• Problem details:
List each line of the data that holds the string "页面传输速度".

--------------------------------------------------

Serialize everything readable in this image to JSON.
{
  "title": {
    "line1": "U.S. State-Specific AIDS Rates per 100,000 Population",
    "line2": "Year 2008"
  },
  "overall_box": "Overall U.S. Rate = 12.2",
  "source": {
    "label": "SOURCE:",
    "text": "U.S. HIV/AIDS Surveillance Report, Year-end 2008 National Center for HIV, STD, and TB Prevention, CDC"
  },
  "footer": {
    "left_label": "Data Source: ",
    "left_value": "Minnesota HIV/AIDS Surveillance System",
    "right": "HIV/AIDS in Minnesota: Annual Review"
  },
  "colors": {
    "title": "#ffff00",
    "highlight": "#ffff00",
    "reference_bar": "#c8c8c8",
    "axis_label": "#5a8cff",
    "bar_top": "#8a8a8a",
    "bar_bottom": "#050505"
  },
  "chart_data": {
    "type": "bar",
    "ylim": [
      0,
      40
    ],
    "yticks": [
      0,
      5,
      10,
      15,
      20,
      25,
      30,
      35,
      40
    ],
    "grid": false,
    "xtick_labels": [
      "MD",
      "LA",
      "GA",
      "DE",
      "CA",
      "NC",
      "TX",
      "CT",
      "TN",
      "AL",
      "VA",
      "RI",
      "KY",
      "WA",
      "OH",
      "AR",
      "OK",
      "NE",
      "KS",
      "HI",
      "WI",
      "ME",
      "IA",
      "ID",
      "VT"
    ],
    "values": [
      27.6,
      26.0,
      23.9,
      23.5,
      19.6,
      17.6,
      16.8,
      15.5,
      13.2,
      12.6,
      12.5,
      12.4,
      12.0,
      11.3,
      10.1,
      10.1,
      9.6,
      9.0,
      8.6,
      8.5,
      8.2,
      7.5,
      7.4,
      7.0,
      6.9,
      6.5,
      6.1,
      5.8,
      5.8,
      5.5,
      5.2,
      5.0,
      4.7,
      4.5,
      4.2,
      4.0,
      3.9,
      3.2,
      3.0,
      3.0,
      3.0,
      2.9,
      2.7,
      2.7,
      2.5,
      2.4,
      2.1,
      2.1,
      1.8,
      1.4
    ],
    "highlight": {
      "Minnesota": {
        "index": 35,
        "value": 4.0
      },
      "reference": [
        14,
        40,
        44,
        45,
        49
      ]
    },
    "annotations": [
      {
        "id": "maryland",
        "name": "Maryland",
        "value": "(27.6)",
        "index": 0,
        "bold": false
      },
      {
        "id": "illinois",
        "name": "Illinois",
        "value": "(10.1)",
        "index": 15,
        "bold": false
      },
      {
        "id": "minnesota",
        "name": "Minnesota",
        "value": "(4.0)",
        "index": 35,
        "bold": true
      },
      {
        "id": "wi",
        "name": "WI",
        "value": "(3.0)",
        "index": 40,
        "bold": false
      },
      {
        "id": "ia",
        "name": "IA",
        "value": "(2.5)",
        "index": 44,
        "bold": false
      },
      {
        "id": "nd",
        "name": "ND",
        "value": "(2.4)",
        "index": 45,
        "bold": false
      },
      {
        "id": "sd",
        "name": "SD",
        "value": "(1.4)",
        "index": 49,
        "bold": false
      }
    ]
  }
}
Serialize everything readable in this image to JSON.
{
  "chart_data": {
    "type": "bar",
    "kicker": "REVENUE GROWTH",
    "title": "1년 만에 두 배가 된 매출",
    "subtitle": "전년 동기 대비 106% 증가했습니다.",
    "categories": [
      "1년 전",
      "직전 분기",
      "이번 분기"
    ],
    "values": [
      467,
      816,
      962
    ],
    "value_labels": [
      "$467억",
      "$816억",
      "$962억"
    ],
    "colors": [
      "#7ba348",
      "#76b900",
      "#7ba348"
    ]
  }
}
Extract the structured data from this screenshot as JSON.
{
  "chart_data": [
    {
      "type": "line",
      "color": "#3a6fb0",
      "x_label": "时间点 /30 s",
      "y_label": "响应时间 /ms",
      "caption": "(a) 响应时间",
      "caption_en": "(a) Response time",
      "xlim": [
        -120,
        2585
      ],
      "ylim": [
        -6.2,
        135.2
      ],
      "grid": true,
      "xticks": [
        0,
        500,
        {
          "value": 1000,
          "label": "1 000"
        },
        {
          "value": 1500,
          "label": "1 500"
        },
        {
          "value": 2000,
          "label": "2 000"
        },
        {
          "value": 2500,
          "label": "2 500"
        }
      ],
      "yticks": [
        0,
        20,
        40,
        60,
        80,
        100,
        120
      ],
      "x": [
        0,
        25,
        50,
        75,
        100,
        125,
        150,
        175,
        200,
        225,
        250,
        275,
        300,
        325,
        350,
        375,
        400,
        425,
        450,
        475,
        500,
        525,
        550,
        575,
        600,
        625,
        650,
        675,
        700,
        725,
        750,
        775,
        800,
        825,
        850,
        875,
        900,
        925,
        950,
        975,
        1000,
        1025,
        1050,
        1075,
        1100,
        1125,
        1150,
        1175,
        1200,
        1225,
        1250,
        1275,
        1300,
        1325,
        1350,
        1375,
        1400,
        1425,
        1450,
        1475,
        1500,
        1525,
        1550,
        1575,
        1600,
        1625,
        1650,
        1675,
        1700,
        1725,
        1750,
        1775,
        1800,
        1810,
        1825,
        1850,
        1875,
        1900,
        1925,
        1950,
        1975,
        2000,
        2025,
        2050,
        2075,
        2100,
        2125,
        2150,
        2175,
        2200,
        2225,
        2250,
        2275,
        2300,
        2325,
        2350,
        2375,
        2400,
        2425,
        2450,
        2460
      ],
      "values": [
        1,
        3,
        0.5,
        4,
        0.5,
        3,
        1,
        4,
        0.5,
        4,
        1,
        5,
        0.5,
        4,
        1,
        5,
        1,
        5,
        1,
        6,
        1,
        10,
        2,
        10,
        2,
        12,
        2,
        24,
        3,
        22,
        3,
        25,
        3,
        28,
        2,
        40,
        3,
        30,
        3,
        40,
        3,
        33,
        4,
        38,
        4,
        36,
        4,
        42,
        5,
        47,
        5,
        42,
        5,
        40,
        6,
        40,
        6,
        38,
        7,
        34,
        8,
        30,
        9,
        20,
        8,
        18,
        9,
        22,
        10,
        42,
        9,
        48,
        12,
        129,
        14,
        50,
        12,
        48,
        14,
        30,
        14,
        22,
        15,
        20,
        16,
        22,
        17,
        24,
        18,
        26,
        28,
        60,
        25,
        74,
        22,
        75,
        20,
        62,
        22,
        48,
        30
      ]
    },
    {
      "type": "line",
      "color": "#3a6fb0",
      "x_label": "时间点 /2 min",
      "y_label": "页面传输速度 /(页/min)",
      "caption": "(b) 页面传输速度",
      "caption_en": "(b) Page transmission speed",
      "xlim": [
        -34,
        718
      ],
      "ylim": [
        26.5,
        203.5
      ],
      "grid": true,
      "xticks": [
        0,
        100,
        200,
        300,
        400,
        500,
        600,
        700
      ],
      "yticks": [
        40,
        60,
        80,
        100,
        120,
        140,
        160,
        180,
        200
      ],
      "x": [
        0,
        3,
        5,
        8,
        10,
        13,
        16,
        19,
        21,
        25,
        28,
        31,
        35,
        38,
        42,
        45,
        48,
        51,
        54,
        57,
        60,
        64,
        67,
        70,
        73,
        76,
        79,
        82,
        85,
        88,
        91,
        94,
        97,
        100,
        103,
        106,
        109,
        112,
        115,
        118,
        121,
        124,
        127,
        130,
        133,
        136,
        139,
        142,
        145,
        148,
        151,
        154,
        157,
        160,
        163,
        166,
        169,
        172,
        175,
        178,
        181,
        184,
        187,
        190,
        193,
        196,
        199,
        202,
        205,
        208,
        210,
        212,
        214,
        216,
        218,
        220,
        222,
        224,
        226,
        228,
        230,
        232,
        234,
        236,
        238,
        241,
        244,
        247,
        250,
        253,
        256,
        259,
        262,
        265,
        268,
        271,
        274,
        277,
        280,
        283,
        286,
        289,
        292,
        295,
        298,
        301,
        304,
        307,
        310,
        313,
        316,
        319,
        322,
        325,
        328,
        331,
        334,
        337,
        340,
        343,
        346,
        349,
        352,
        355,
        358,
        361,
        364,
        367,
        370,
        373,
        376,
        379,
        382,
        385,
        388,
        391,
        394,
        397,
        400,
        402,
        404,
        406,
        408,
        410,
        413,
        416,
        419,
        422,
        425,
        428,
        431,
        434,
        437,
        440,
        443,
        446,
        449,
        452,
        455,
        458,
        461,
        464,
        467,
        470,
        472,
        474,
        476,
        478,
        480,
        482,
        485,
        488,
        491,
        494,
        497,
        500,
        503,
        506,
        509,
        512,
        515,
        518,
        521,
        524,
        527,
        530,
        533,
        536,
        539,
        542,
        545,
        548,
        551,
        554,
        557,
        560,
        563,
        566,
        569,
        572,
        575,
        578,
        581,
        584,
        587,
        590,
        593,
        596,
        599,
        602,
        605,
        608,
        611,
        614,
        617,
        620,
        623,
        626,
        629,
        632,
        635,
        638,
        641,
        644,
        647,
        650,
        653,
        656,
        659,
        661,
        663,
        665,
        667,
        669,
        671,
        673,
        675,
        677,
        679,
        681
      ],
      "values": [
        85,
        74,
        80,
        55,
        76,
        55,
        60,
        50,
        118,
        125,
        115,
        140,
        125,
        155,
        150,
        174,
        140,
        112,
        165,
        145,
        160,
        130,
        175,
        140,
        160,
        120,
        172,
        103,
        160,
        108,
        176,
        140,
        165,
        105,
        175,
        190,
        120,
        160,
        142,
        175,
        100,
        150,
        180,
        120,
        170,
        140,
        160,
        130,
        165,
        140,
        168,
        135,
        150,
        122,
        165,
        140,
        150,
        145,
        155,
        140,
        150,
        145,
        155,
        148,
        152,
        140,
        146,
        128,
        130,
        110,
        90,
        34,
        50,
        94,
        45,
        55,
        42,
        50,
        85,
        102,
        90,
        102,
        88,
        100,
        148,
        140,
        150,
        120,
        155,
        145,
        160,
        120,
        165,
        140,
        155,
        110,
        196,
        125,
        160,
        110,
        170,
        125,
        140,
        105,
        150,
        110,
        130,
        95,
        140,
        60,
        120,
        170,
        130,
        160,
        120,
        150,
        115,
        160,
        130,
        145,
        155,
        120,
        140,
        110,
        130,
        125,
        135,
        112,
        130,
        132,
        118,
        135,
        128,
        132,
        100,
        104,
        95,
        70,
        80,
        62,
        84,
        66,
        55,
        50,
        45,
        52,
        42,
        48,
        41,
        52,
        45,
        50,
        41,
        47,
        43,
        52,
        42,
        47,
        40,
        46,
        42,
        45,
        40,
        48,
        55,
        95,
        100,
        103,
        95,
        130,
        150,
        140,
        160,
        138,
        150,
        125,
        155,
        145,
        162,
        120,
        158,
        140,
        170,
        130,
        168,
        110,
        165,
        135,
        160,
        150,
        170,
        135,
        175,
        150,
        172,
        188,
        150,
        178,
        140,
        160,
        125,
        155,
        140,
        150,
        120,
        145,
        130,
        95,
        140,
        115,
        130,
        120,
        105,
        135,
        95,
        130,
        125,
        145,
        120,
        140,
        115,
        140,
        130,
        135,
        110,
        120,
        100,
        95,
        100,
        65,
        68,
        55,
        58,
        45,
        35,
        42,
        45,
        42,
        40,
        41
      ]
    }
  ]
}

--------------------------------------------------

• Answer to the exercise:
      "y_label": "页面传输速度 /(页/min)",
      "caption": "(b) 页面传输速度",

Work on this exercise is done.